## BEGIN

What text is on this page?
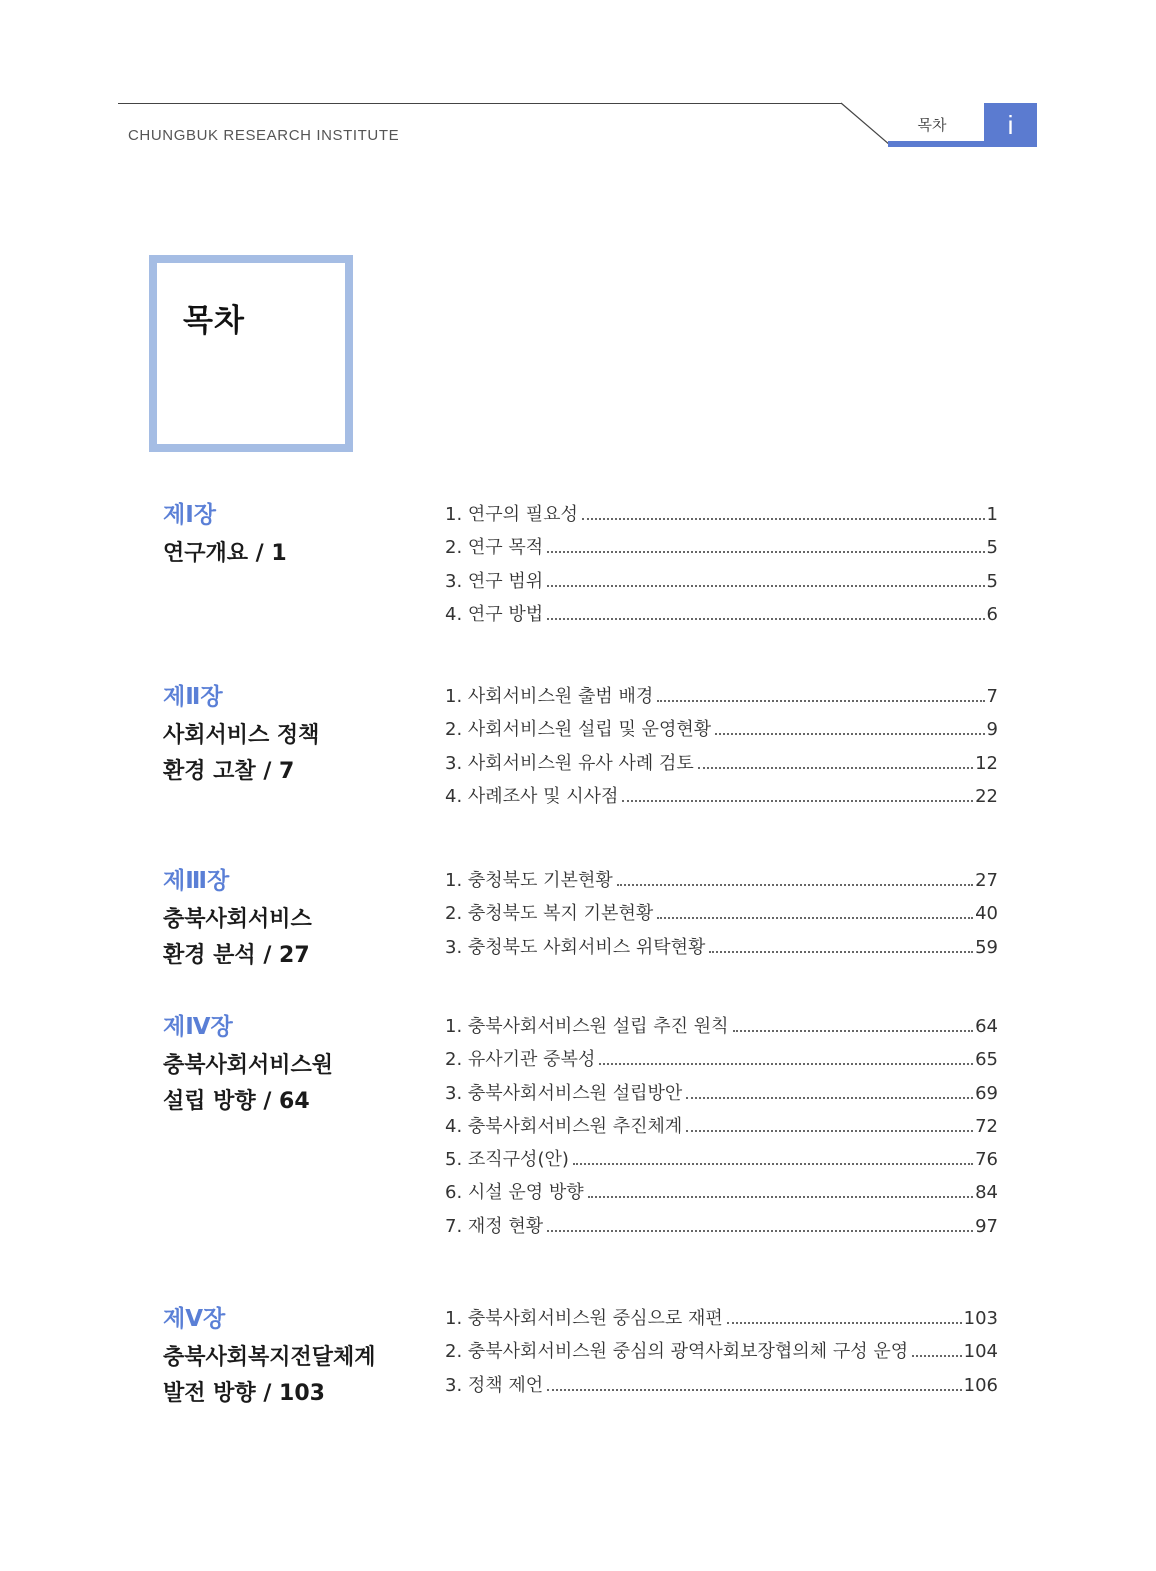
CHUNGBUK RESEARCH INSTITUTE
목차	i
목차
제Ⅰ장
연구개요 / 1
1. 연구의 필요성	1
2. 연구 목적	5
3. 연구 범위	5
4. 연구 방법	6
제Ⅱ장
사회서비스 정책
환경 고찰 / 7
1. 사회서비스원 출범 배경	7
2. 사회서비스원 설립 및 운영현황	9
3. 사회서비스원 유사 사례 검토	12
4. 사례조사 및 시사점	22
제Ⅲ장
충북사회서비스
환경 분석 / 27
1. 충청북도 기본현황	27
2. 충청북도 복지 기본현황	40
3. 충청북도 사회서비스 위탁현황	59
제Ⅳ장
충북사회서비스원
설립 방향 / 64
1. 충북사회서비스원 설립 추진 원칙	64
2. 유사기관 중복성	65
3. 충북사회서비스원 설립방안	69
4. 충북사회서비스원 추진체계	72
5. 조직구성(안)	76
6. 시설 운영 방향	84
7. 재정 현황	97
제Ⅴ장
충북사회복지전달체계
발전 방향 / 103
1. 충북사회서비스원 중심으로 재편	103
2. 충북사회서비스원 중심의 광역사회보장협의체 구성 운영	104
3. 정책 제언	106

## END

» **GIVEN EXERCISE**: Quote every record above exactly, leaving out the pictures.

» **REPLY**:
What text is on this page?
CHUNGBUK RESEARCH INSTITUTE
목차	i
목차
제Ⅰ장
연구개요 / 1
1. 연구의 필요성	1
2. 연구 목적	5
3. 연구 범위	5
4. 연구 방법	6
제Ⅱ장
사회서비스 정책
환경 고찰 / 7
1. 사회서비스원 출범 배경	7
2. 사회서비스원 설립 및 운영현황	9
3. 사회서비스원 유사 사례 검토	12
4. 사례조사 및 시사점	22
제Ⅲ장
충북사회서비스
환경 분석 / 27
1. 충청북도 기본현황	27
2. 충청북도 복지 기본현황	40
3. 충청북도 사회서비스 위탁현황	59
제Ⅳ장
충북사회서비스원
설립 방향 / 64
1. 충북사회서비스원 설립 추진 원칙	64
2. 유사기관 중복성	65
3. 충북사회서비스원 설립방안	69
4. 충북사회서비스원 추진체계	72
5. 조직구성(안)	76
6. 시설 운영 방향	84
7. 재정 현황	97
제Ⅴ장
충북사회복지전달체계
발전 방향 / 103
1. 충북사회서비스원 중심으로 재편	103
2. 충북사회서비스원 중심의 광역사회보장협의체 구성 운영	104
3. 정책 제언	106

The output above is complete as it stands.